[Data excerpts]
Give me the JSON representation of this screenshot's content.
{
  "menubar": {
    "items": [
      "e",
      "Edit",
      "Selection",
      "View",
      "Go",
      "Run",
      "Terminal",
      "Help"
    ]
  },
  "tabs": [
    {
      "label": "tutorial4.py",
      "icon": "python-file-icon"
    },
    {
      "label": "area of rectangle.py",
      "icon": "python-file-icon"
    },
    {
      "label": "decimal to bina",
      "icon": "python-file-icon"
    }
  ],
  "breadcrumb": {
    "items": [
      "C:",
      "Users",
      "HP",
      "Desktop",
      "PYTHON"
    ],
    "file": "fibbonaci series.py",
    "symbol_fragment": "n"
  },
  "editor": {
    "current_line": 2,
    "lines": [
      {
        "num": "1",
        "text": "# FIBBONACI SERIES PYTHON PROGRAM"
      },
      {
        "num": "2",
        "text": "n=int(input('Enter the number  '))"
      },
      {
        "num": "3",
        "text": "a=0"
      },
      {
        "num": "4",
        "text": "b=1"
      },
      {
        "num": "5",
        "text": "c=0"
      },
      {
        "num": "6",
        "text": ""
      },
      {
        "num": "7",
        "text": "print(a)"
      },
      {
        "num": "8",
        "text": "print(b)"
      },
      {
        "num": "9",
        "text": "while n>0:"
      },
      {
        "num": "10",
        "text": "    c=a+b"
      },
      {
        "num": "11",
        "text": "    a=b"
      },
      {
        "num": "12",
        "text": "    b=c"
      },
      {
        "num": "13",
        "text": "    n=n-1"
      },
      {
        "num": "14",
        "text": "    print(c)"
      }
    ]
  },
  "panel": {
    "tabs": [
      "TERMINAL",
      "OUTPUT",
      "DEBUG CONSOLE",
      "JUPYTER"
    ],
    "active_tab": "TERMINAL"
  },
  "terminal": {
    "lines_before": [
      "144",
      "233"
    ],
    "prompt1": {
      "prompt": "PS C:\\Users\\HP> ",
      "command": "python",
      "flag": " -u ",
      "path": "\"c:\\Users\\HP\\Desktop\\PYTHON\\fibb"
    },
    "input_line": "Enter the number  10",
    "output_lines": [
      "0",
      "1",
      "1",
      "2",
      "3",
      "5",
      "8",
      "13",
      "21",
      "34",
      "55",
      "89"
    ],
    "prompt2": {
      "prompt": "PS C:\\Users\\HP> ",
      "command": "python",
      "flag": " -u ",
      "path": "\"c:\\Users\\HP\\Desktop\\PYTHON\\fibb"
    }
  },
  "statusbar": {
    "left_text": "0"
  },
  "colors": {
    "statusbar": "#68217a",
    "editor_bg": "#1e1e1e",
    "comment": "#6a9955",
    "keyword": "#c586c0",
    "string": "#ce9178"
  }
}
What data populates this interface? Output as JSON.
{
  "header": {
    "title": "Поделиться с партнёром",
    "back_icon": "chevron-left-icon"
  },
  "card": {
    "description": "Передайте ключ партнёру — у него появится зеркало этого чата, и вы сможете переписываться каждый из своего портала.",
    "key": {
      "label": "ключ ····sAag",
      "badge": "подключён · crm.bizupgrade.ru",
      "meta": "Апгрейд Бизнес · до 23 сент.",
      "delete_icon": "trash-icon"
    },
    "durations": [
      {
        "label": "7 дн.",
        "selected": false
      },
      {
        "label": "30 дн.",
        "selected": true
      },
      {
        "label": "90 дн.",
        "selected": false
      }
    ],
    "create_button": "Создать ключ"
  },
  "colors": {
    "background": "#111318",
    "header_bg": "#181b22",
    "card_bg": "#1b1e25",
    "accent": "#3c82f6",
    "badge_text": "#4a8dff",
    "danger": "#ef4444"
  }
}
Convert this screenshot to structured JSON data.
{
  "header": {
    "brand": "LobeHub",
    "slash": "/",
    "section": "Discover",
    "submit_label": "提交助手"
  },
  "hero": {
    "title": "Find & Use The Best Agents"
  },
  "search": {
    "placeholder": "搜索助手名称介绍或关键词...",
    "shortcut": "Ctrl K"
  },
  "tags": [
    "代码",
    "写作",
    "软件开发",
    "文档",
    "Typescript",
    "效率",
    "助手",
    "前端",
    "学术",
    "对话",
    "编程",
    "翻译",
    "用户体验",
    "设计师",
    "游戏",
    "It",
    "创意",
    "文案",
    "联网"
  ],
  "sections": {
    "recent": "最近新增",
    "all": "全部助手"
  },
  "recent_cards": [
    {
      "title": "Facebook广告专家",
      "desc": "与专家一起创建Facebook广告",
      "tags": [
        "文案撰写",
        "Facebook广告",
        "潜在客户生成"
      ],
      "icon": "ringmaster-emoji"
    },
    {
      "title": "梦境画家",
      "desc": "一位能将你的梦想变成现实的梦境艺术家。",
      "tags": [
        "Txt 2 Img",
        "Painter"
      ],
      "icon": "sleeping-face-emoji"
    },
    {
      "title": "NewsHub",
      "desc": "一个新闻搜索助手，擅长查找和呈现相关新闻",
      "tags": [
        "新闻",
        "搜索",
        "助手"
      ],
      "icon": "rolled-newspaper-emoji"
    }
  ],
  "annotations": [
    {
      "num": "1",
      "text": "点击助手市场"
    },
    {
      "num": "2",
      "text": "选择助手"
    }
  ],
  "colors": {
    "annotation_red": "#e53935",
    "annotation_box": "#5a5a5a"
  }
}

**Exercise task**. Write out all records exactly, keeping every detail.

**Response below**.
Give me the JSON representation of this screenshot's content.
{
  "menubar": {
    "items": [
      "e",
      "Edit",
      "Selection",
      "View",
      "Go",
      "Run",
      "Terminal",
      "Help"
    ]
  },
  "tabs": [
    {
      "label": "tutorial4.py",
      "icon": "python-file-icon"
    },
    {
      "label": "area of rectangle.py",
      "icon": "python-file-icon"
    },
    {
      "label": "decimal to bina",
      "icon": "python-file-icon"
    }
  ],
  "breadcrumb": {
    "items": [
      "C:",
      "Users",
      "HP",
      "Desktop",
      "PYTHON"
    ],
    "file": "fibbonaci series.py",
    "symbol_fragment": "n"
  },
  "editor": {
    "current_line": 2,
    "lines": [
      {
        "num": "1",
        "text": "# FIBBONACI SERIES PYTHON PROGRAM"
      },
      {
        "num": "2",
        "text": "n=int(input('Enter the number  '))"
      },
      {
        "num": "3",
        "text": "a=0"
      },
      {
        "num": "4",
        "text": "b=1"
      },
      {
        "num": "5",
        "text": "c=0"
      },
      {
        "num": "6",
        "text": ""
      },
      {
        "num": "7",
        "text": "print(a)"
      },
      {
        "num": "8",
        "text": "print(b)"
      },
      {
        "num": "9",
        "text": "while n>0:"
      },
      {
        "num": "10",
        "text": "    c=a+b"
      },
      {
        "num": "11",
        "text": "    a=b"
      },
      {
        "num": "12",
        "text": "    b=c"
      },
      {
        "num": "13",
        "text": "    n=n-1"
      },
      {
        "num": "14",
        "text": "    print(c)"
      }
    ]
  },
  "panel": {
    "tabs": [
      "TERMINAL",
      "OUTPUT",
      "DEBUG CONSOLE",
      "JUPYTER"
    ],
    "active_tab": "TERMINAL"
  },
  "terminal": {
    "lines_before": [
      "144",
      "233"
    ],
    "prompt1": {
      "prompt": "PS C:\\Users\\HP> ",
      "command": "python",
      "flag": " -u ",
      "path": "\"c:\\Users\\HP\\Desktop\\PYTHON\\fibb"
    },
    "input_line": "Enter the number  10",
    "output_lines": [
      "0",
      "1",
      "1",
      "2",
      "3",
      "5",
      "8",
      "13",
      "21",
      "34",
      "55",
      "89"
    ],
    "prompt2": {
      "prompt": "PS C:\\Users\\HP> ",
      "command": "python",
      "flag": " -u ",
      "path": "\"c:\\Users\\HP\\Desktop\\PYTHON\\fibb"
    }
  },
  "statusbar": {
    "left_text": "0"
  },
  "colors": {
    "statusbar": "#68217a",
    "editor_bg": "#1e1e1e",
    "comment": "#6a9955",
    "keyword": "#c586c0",
    "string": "#ce9178"
  }
}
What data populates this interface? Output as JSON.
{
  "header": {
    "title": "Поделиться с партнёром",
    "back_icon": "chevron-left-icon"
  },
  "card": {
    "description": "Передайте ключ партнёру — у него появится зеркало этого чата, и вы сможете переписываться каждый из своего портала.",
    "key": {
      "label": "ключ ····sAag",
      "badge": "подключён · crm.bizupgrade.ru",
      "meta": "Апгрейд Бизнес · до 23 сент.",
      "delete_icon": "trash-icon"
    },
    "durations": [
      {
        "label": "7 дн.",
        "selected": false
      },
      {
        "label": "30 дн.",
        "selected": true
      },
      {
        "label": "90 дн.",
        "selected": false
      }
    ],
    "create_button": "Создать ключ"
  },
  "colors": {
    "background": "#111318",
    "header_bg": "#181b22",
    "card_bg": "#1b1e25",
    "accent": "#3c82f6",
    "badge_text": "#4a8dff",
    "danger": "#ef4444"
  }
}
Convert this screenshot to structured JSON data.
{
  "header": {
    "brand": "LobeHub",
    "slash": "/",
    "section": "Discover",
    "submit_label": "提交助手"
  },
  "hero": {
    "title": "Find & Use The Best Agents"
  },
  "search": {
    "placeholder": "搜索助手名称介绍或关键词...",
    "shortcut": "Ctrl K"
  },
  "tags": [
    "代码",
    "写作",
    "软件开发",
    "文档",
    "Typescript",
    "效率",
    "助手",
    "前端",
    "学术",
    "对话",
    "编程",
    "翻译",
    "用户体验",
    "设计师",
    "游戏",
    "It",
    "创意",
    "文案",
    "联网"
  ],
  "sections": {
    "recent": "最近新增",
    "all": "全部助手"
  },
  "recent_cards": [
    {
      "title": "Facebook广告专家",
      "desc": "与专家一起创建Facebook广告",
      "tags": [
        "文案撰写",
        "Facebook广告",
        "潜在客户生成"
      ],
      "icon": "ringmaster-emoji"
    },
    {
      "title": "梦境画家",
      "desc": "一位能将你的梦想变成现实的梦境艺术家。",
      "tags": [
        "Txt 2 Img",
        "Painter"
      ],
      "icon": "sleeping-face-emoji"
    },
    {
      "title": "NewsHub",
      "desc": "一个新闻搜索助手，擅长查找和呈现相关新闻",
      "tags": [
        "新闻",
        "搜索",
        "助手"
      ],
      "icon": "rolled-newspaper-emoji"
    }
  ],
  "annotations": [
    {
      "num": "1",
      "text": "点击助手市场"
    },
    {
      "num": "2",
      "text": "选择助手"
    }
  ],
  "colors": {
    "annotation_red": "#e53935",
    "annotation_box": "#5a5a5a"
  }
}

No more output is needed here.